>> Begin Records for processing

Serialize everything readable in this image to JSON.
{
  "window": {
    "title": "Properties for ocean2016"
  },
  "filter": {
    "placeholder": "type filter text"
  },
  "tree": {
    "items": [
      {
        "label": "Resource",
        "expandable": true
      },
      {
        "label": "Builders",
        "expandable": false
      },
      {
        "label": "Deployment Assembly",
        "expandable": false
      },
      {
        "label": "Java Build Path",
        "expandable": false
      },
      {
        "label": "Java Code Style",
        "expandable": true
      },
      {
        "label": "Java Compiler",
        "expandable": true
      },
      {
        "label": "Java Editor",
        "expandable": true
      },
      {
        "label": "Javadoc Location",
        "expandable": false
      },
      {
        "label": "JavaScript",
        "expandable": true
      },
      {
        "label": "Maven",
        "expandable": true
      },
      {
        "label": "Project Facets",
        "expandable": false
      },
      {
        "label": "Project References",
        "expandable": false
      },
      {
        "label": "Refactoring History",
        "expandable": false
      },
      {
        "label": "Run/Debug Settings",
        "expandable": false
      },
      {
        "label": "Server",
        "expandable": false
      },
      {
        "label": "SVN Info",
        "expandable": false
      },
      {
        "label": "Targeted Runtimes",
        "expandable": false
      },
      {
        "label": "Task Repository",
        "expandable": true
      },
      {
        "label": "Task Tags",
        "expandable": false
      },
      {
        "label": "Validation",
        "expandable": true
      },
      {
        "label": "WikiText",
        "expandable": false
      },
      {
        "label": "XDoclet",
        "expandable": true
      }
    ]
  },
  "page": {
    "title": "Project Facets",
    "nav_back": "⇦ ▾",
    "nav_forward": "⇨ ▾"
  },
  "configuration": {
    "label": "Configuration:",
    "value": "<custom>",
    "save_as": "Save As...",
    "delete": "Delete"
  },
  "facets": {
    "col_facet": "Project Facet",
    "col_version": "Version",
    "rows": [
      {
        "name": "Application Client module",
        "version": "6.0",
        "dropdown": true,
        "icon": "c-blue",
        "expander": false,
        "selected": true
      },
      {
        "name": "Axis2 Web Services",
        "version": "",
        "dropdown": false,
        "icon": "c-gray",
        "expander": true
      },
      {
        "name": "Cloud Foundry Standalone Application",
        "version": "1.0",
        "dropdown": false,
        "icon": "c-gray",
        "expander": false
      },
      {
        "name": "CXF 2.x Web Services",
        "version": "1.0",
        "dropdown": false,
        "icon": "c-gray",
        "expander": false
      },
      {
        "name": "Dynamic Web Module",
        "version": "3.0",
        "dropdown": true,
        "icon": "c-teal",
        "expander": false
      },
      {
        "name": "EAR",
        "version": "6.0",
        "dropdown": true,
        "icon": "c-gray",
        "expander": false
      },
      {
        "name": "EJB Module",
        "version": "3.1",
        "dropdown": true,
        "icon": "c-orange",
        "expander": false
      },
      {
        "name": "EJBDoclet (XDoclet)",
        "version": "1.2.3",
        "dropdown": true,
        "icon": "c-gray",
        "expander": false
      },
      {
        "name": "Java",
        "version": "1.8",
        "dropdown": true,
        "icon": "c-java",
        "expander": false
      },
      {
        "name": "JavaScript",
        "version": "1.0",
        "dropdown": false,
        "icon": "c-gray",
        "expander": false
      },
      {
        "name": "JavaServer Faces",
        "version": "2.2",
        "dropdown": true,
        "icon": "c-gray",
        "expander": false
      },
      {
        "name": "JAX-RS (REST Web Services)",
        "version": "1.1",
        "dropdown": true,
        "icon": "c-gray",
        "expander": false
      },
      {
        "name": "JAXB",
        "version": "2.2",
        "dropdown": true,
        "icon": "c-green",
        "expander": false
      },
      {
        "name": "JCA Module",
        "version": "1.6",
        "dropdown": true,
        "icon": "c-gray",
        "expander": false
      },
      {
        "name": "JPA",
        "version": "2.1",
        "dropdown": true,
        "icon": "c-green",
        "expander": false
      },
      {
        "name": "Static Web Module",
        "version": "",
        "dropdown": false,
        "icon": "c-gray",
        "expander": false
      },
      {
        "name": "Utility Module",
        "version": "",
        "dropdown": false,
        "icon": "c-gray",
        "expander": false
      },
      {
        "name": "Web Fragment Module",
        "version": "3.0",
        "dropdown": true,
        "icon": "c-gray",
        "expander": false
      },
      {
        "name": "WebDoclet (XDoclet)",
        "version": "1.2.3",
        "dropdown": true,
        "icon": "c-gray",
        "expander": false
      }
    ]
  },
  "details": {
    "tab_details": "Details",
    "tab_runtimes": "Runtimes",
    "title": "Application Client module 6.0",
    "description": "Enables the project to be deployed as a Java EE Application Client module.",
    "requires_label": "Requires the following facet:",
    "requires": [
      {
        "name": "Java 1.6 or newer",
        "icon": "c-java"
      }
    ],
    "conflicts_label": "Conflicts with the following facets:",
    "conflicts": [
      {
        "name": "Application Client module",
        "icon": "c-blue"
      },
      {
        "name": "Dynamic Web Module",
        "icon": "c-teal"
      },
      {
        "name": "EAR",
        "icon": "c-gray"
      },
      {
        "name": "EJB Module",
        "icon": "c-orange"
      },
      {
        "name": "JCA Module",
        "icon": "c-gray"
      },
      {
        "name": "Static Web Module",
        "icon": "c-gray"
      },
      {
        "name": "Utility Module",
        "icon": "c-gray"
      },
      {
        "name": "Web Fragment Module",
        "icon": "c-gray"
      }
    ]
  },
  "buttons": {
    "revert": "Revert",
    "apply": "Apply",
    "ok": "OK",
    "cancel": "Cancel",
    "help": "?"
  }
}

>> End Records for processing

Work to complete >> Each record above should be restated word for word.

Solution to this task >>
Serialize everything readable in this image to JSON.
{
  "window": {
    "title": "Properties for ocean2016"
  },
  "filter": {
    "placeholder": "type filter text"
  },
  "tree": {
    "items": [
      {
        "label": "Resource",
        "expandable": true
      },
      {
        "label": "Builders",
        "expandable": false
      },
      {
        "label": "Deployment Assembly",
        "expandable": false
      },
      {
        "label": "Java Build Path",
        "expandable": false
      },
      {
        "label": "Java Code Style",
        "expandable": true
      },
      {
        "label": "Java Compiler",
        "expandable": true
      },
      {
        "label": "Java Editor",
        "expandable": true
      },
      {
        "label": "Javadoc Location",
        "expandable": false
      },
      {
        "label": "JavaScript",
        "expandable": true
      },
      {
        "label": "Maven",
        "expandable": true
      },
      {
        "label": "Project Facets",
        "expandable": false
      },
      {
        "label": "Project References",
        "expandable": false
      },
      {
        "label": "Refactoring History",
        "expandable": false
      },
      {
        "label": "Run/Debug Settings",
        "expandable": false
      },
      {
        "label": "Server",
        "expandable": false
      },
      {
        "label": "SVN Info",
        "expandable": false
      },
      {
        "label": "Targeted Runtimes",
        "expandable": false
      },
      {
        "label": "Task Repository",
        "expandable": true
      },
      {
        "label": "Task Tags",
        "expandable": false
      },
      {
        "label": "Validation",
        "expandable": true
      },
      {
        "label": "WikiText",
        "expandable": false
      },
      {
        "label": "XDoclet",
        "expandable": true
      }
    ]
  },
  "page": {
    "title": "Project Facets",
    "nav_back": "⇦ ▾",
    "nav_forward": "⇨ ▾"
  },
  "configuration": {
    "label": "Configuration:",
    "value": "<custom>",
    "save_as": "Save As...",
    "delete": "Delete"
  },
  "facets": {
    "col_facet": "Project Facet",
    "col_version": "Version",
    "rows": [
      {
        "name": "Application Client module",
        "version": "6.0",
        "dropdown": true,
        "icon": "c-blue",
        "expander": false,
        "selected": true
      },
      {
        "name": "Axis2 Web Services",
        "version": "",
        "dropdown": false,
        "icon": "c-gray",
        "expander": true
      },
      {
        "name": "Cloud Foundry Standalone Application",
        "version": "1.0",
        "dropdown": false,
        "icon": "c-gray",
        "expander": false
      },
      {
        "name": "CXF 2.x Web Services",
        "version": "1.0",
        "dropdown": false,
        "icon": "c-gray",
        "expander": false
      },
      {
        "name": "Dynamic Web Module",
        "version": "3.0",
        "dropdown": true,
        "icon": "c-teal",
        "expander": false
      },
      {
        "name": "EAR",
        "version": "6.0",
        "dropdown": true,
        "icon": "c-gray",
        "expander": false
      },
      {
        "name": "EJB Module",
        "version": "3.1",
        "dropdown": true,
        "icon": "c-orange",
        "expander": false
      },
      {
        "name": "EJBDoclet (XDoclet)",
        "version": "1.2.3",
        "dropdown": true,
        "icon": "c-gray",
        "expander": false
      },
      {
        "name": "Java",
        "version": "1.8",
        "dropdown": true,
        "icon": "c-java",
        "expander": false
      },
      {
        "name": "JavaScript",
        "version": "1.0",
        "dropdown": false,
        "icon": "c-gray",
        "expander": false
      },
      {
        "name": "JavaServer Faces",
        "version": "2.2",
        "dropdown": true,
        "icon": "c-gray",
        "expander": false
      },
      {
        "name": "JAX-RS (REST Web Services)",
        "version": "1.1",
        "dropdown": true,
        "icon": "c-gray",
        "expander": false
      },
      {
        "name": "JAXB",
        "version": "2.2",
        "dropdown": true,
        "icon": "c-green",
        "expander": false
      },
      {
        "name": "JCA Module",
        "version": "1.6",
        "dropdown": true,
        "icon": "c-gray",
        "expander": false
      },
      {
        "name": "JPA",
        "version": "2.1",
        "dropdown": true,
        "icon": "c-green",
        "expander": false
      },
      {
        "name": "Static Web Module",
        "version": "",
        "dropdown": false,
        "icon": "c-gray",
        "expander": false
      },
      {
        "name": "Utility Module",
        "version": "",
        "dropdown": false,
        "icon": "c-gray",
        "expander": false
      },
      {
        "name": "Web Fragment Module",
        "version": "3.0",
        "dropdown": true,
        "icon": "c-gray",
        "expander": false
      },
      {
        "name": "WebDoclet (XDoclet)",
        "version": "1.2.3",
        "dropdown": true,
        "icon": "c-gray",
        "expander": false
      }
    ]
  },
  "details": {
    "tab_details": "Details",
    "tab_runtimes": "Runtimes",
    "title": "Application Client module 6.0",
    "description": "Enables the project to be deployed as a Java EE Application Client module.",
    "requires_label": "Requires the following facet:",
    "requires": [
      {
        "name": "Java 1.6 or newer",
        "icon": "c-java"
      }
    ],
    "conflicts_label": "Conflicts with the following facets:",
    "conflicts": [
      {
        "name": "Application Client module",
        "icon": "c-blue"
      },
      {
        "name": "Dynamic Web Module",
        "icon": "c-teal"
      },
      {
        "name": "EAR",
        "icon": "c-gray"
      },
      {
        "name": "EJB Module",
        "icon": "c-orange"
      },
      {
        "name": "JCA Module",
        "icon": "c-gray"
      },
      {
        "name": "Static Web Module",
        "icon": "c-gray"
      },
      {
        "name": "Utility Module",
        "icon": "c-gray"
      },
      {
        "name": "Web Fragment Module",
        "icon": "c-gray"
      }
    ]
  },
  "buttons": {
    "revert": "Revert",
    "apply": "Apply",
    "ok": "OK",
    "cancel": "Cancel",
    "help": "?"
  }
}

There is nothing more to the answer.